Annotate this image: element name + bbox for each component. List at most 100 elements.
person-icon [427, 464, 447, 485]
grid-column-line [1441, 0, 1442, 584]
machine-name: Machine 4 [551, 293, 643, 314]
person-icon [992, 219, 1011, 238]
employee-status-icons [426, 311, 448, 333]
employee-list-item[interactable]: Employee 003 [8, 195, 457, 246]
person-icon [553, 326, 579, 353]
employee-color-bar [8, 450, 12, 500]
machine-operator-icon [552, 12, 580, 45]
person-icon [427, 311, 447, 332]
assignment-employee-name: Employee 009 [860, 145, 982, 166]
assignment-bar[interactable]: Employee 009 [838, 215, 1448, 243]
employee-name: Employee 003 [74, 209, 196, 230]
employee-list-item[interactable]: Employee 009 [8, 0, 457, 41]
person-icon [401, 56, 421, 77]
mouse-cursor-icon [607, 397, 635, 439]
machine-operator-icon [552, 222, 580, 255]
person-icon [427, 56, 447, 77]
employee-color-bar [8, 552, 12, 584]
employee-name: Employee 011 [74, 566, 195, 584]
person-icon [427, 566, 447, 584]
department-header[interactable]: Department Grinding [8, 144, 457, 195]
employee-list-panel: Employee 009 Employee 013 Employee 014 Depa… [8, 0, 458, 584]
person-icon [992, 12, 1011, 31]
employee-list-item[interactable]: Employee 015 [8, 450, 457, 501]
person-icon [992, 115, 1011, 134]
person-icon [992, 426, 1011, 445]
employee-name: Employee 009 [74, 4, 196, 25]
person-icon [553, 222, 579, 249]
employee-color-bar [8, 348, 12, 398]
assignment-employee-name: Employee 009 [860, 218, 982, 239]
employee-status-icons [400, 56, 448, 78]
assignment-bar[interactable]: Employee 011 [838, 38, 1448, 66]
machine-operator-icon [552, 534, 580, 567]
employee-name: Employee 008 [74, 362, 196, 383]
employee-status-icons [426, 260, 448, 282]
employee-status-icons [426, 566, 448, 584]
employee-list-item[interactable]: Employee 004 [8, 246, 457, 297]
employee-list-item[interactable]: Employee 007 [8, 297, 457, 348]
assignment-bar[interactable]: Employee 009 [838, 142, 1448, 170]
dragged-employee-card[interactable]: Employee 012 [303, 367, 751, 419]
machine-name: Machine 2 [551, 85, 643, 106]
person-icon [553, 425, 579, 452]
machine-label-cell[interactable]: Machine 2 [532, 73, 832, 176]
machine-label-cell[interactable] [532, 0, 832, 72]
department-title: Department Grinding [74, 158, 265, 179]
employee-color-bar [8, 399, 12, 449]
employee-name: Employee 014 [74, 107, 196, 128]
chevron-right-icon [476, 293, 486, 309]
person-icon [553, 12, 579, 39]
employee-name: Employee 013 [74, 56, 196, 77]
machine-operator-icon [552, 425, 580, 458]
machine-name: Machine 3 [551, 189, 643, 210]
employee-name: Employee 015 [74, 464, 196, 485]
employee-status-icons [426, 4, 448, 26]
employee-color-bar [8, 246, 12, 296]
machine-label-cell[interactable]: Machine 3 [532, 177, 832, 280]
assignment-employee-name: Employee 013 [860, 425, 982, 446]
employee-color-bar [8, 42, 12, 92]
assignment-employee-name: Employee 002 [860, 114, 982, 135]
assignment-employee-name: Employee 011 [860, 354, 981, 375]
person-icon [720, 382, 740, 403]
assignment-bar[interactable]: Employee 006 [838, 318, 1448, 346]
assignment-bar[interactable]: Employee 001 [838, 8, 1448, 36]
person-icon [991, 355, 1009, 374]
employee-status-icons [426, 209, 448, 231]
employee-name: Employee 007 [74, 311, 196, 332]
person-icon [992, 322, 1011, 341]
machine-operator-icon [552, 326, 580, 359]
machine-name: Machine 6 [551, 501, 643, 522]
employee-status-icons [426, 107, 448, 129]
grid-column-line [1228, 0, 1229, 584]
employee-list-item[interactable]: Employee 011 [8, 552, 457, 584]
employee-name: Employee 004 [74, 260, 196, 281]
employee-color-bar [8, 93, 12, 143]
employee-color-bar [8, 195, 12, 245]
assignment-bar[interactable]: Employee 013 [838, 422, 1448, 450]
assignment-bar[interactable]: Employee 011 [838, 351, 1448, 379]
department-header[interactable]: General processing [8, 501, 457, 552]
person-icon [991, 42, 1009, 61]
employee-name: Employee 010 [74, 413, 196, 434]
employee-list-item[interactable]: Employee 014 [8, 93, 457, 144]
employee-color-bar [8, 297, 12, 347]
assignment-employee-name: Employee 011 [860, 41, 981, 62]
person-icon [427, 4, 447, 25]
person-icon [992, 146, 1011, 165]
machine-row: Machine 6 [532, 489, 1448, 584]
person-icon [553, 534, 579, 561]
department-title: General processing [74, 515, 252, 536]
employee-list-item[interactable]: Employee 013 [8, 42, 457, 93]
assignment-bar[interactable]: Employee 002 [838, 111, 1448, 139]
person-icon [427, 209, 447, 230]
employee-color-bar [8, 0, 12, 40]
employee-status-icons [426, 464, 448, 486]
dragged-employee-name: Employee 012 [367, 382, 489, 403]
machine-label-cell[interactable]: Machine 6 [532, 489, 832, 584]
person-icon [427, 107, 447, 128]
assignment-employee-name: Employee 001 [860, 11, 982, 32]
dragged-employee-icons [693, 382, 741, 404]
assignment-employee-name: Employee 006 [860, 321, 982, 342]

■ ■ ■ ■

Copy out the material above word for word, every line of it.

Annotate this image: element name + bbox for each component. List at most 100 elements.
person-icon [427, 464, 447, 485]
grid-column-line [1441, 0, 1442, 584]
machine-name: Machine 4 [551, 293, 643, 314]
person-icon [992, 219, 1011, 238]
employee-status-icons [426, 311, 448, 333]
employee-list-item[interactable]: Employee 003 [8, 195, 457, 246]
person-icon [553, 326, 579, 353]
employee-color-bar [8, 450, 12, 500]
machine-operator-icon [552, 12, 580, 45]
person-icon [427, 311, 447, 332]
assignment-employee-name: Employee 009 [860, 145, 982, 166]
assignment-bar[interactable]: Employee 009 [838, 215, 1448, 243]
employee-name: Employee 003 [74, 209, 196, 230]
employee-list-item[interactable]: Employee 009 [8, 0, 457, 41]
person-icon [401, 56, 421, 77]
mouse-cursor-icon [607, 397, 635, 439]
machine-operator-icon [552, 222, 580, 255]
person-icon [427, 56, 447, 77]
employee-color-bar [8, 552, 12, 584]
employee-name: Employee 011 [74, 566, 195, 584]
person-icon [427, 566, 447, 584]
department-header[interactable]: Department Grinding [8, 144, 457, 195]
employee-list-panel: Employee 009 Employee 013 Employee 014 Depa… [8, 0, 458, 584]
person-icon [992, 12, 1011, 31]
employee-list-item[interactable]: Employee 015 [8, 450, 457, 501]
person-icon [992, 115, 1011, 134]
person-icon [992, 426, 1011, 445]
employee-name: Employee 009 [74, 4, 196, 25]
person-icon [553, 222, 579, 249]
employee-color-bar [8, 348, 12, 398]
assignment-employee-name: Employee 009 [860, 218, 982, 239]
employee-status-icons [400, 56, 448, 78]
assignment-bar[interactable]: Employee 011 [838, 38, 1448, 66]
machine-operator-icon [552, 534, 580, 567]
employee-name: Employee 008 [74, 362, 196, 383]
employee-status-icons [426, 260, 448, 282]
employee-status-icons [426, 566, 448, 584]
employee-list-item[interactable]: Employee 004 [8, 246, 457, 297]
employee-list-item[interactable]: Employee 007 [8, 297, 457, 348]
assignment-bar[interactable]: Employee 009 [838, 142, 1448, 170]
dragged-employee-card[interactable]: Employee 012 [303, 367, 751, 419]
machine-name: Machine 2 [551, 85, 643, 106]
person-icon [553, 425, 579, 452]
machine-label-cell[interactable]: Machine 2 [532, 73, 832, 176]
machine-label-cell[interactable] [532, 0, 832, 72]
department-title: Department Grinding [74, 158, 265, 179]
employee-color-bar [8, 399, 12, 449]
employee-name: Employee 014 [74, 107, 196, 128]
chevron-right-icon [476, 293, 486, 309]
person-icon [553, 12, 579, 39]
employee-name: Employee 013 [74, 56, 196, 77]
machine-operator-icon [552, 425, 580, 458]
machine-name: Machine 3 [551, 189, 643, 210]
employee-name: Employee 015 [74, 464, 196, 485]
employee-status-icons [426, 4, 448, 26]
employee-color-bar [8, 246, 12, 296]
machine-label-cell[interactable]: Machine 3 [532, 177, 832, 280]
assignment-employee-name: Employee 013 [860, 425, 982, 446]
employee-color-bar [8, 42, 12, 92]
assignment-employee-name: Employee 002 [860, 114, 982, 135]
assignment-employee-name: Employee 011 [860, 354, 981, 375]
person-icon [720, 382, 740, 403]
assignment-bar[interactable]: Employee 006 [838, 318, 1448, 346]
assignment-bar[interactable]: Employee 001 [838, 8, 1448, 36]
person-icon [991, 355, 1009, 374]
employee-status-icons [426, 209, 448, 231]
employee-name: Employee 007 [74, 311, 196, 332]
person-icon [992, 322, 1011, 341]
machine-operator-icon [552, 326, 580, 359]
machine-name: Machine 6 [551, 501, 643, 522]
employee-status-icons [426, 107, 448, 129]
grid-column-line [1228, 0, 1229, 584]
employee-list-item[interactable]: Employee 011 [8, 552, 457, 584]
employee-name: Employee 004 [74, 260, 196, 281]
employee-color-bar [8, 93, 12, 143]
employee-color-bar [8, 195, 12, 245]
assignment-bar[interactable]: Employee 013 [838, 422, 1448, 450]
assignment-bar[interactable]: Employee 011 [838, 351, 1448, 379]
department-header[interactable]: General processing [8, 501, 457, 552]
person-icon [991, 42, 1009, 61]
employee-name: Employee 010 [74, 413, 196, 434]
employee-list-item[interactable]: Employee 014 [8, 93, 457, 144]
employee-color-bar [8, 297, 12, 347]
assignment-employee-name: Employee 011 [860, 41, 981, 62]
person-icon [427, 4, 447, 25]
person-icon [992, 146, 1011, 165]
machine-row: Machine 6 [532, 489, 1448, 584]
person-icon [553, 534, 579, 561]
department-title: General processing [74, 515, 252, 536]
employee-list-item[interactable]: Employee 013 [8, 42, 457, 93]
assignment-bar[interactable]: Employee 002 [838, 111, 1448, 139]
person-icon [427, 209, 447, 230]
employee-color-bar [8, 0, 12, 40]
employee-status-icons [426, 464, 448, 486]
dragged-employee-name: Employee 012 [367, 382, 489, 403]
machine-label-cell[interactable]: Machine 6 [532, 489, 832, 584]
person-icon [427, 107, 447, 128]
assignment-employee-name: Employee 001 [860, 11, 982, 32]
dragged-employee-icons [693, 382, 741, 404]
assignment-employee-name: Employee 006 [860, 321, 982, 342]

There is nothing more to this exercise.